- **RECORD EXTRACTS**:
>>>

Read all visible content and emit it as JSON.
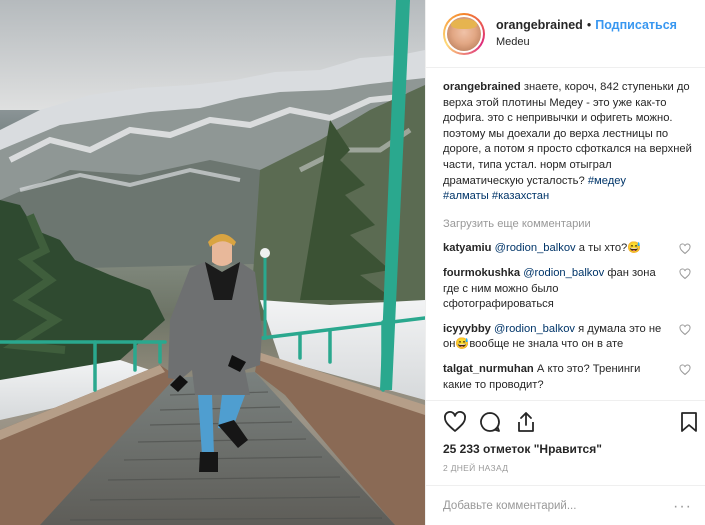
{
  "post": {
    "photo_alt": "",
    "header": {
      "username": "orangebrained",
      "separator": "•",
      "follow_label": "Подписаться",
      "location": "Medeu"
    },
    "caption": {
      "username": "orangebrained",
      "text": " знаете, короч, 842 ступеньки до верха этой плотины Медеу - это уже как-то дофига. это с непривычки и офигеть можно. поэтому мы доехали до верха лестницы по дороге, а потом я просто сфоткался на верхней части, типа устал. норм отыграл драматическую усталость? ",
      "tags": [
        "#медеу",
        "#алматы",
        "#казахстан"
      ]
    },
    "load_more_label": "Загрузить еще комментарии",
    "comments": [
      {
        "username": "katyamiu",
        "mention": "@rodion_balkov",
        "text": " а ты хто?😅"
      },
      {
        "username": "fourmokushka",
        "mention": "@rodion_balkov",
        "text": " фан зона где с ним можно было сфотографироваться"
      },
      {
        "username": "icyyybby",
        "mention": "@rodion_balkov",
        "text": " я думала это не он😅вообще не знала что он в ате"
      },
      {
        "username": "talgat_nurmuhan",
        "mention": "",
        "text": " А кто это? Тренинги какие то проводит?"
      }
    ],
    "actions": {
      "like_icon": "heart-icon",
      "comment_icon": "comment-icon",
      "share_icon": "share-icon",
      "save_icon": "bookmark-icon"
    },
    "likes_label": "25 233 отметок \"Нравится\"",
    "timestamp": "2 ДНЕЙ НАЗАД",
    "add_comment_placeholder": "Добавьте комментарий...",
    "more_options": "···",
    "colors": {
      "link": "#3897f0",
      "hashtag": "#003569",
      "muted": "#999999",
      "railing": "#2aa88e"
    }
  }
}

<<<
>>>

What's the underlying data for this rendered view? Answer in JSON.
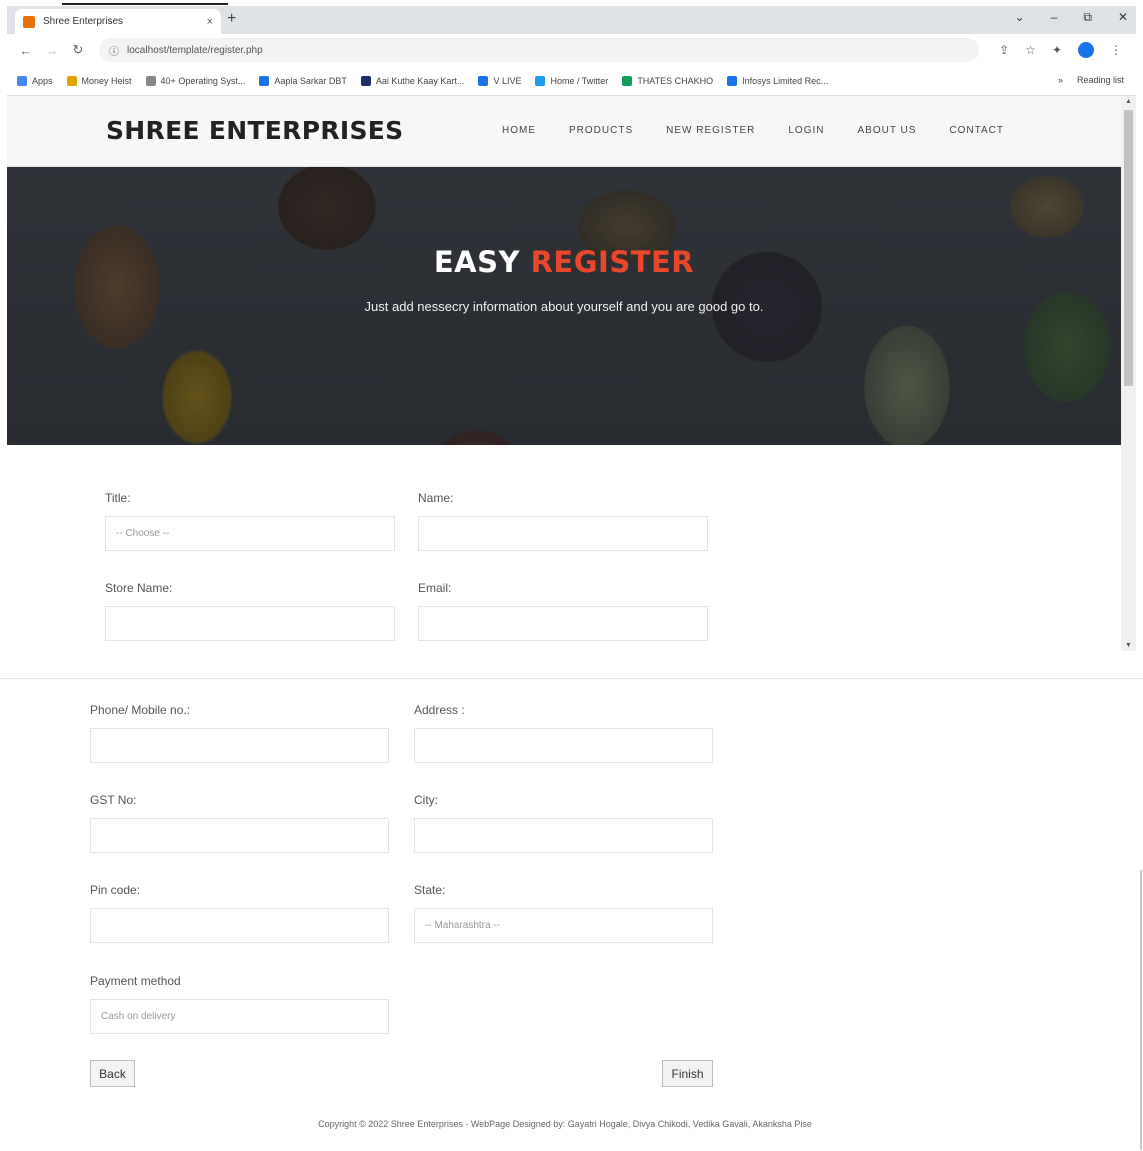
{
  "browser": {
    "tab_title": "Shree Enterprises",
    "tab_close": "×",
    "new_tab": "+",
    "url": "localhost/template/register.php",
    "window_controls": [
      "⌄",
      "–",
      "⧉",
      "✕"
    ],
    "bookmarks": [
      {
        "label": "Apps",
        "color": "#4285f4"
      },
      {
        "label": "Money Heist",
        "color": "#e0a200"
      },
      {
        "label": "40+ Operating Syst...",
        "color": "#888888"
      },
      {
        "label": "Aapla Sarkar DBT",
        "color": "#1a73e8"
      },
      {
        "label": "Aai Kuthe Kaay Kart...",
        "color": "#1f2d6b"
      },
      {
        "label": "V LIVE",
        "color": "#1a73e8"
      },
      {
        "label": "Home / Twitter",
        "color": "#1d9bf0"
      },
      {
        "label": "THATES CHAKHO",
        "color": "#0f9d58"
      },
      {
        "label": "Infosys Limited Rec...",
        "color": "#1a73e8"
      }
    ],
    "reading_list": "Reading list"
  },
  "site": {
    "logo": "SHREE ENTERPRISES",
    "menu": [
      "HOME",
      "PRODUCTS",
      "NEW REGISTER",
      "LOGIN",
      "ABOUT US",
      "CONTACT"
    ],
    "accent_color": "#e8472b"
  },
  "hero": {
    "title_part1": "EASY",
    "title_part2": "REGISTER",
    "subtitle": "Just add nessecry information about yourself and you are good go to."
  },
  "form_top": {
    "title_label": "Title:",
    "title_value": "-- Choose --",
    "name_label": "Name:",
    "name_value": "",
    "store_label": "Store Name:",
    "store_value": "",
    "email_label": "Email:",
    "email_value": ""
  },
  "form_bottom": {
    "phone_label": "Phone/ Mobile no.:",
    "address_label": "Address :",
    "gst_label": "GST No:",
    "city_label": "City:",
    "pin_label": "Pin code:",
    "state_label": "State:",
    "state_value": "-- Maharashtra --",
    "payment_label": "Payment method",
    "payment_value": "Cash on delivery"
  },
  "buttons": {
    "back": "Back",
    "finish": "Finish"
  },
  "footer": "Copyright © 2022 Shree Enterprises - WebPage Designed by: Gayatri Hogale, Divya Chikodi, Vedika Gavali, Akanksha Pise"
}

<<<

Count the lines in the records above that contain the word "text", and give only that number.

5